Work required:
Sort through the data and copy the lines holding the word "name".

BEGIN Entries shown

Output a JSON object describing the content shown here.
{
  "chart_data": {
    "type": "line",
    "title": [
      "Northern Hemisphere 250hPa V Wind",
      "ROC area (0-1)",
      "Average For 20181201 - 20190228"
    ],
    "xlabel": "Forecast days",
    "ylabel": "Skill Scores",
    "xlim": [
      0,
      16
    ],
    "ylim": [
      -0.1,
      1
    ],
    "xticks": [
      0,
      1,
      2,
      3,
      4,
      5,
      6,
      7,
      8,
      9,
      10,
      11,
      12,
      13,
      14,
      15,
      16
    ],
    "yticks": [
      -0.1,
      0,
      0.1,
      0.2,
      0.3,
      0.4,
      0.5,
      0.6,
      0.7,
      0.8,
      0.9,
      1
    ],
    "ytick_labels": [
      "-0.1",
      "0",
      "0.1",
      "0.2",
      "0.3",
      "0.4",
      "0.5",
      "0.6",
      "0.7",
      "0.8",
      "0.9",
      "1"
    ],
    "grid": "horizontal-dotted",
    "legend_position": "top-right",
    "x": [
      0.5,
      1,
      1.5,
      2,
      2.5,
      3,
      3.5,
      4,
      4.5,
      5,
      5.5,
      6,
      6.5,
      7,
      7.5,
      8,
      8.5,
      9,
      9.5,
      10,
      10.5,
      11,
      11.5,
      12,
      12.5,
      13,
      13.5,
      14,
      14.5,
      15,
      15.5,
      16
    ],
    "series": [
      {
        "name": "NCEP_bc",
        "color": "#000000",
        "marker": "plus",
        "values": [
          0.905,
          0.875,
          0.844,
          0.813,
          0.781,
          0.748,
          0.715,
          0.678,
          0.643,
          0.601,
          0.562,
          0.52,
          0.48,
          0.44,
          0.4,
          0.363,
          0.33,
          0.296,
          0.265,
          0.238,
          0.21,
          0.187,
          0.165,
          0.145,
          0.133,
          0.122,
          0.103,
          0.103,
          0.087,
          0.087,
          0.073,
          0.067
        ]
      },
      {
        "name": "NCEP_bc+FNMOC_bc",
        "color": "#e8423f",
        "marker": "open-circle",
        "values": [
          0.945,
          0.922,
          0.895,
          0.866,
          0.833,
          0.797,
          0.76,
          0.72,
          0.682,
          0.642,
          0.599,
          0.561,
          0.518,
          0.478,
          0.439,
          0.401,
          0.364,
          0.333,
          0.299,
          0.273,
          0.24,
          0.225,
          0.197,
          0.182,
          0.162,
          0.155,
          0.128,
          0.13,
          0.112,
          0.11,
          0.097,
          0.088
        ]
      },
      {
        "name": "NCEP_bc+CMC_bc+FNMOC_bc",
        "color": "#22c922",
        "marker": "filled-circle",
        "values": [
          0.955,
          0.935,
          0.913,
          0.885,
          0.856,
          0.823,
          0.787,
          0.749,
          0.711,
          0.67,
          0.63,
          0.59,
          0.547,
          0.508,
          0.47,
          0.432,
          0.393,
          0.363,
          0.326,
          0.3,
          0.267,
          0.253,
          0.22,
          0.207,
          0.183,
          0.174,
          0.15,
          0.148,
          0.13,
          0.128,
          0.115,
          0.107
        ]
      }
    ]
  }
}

END Entries shown

Output below:
        "name": "NCEP_bc",
        "name": "NCEP_bc+FNMOC_bc",
        "name": "NCEP_bc+CMC_bc+FNMOC_bc",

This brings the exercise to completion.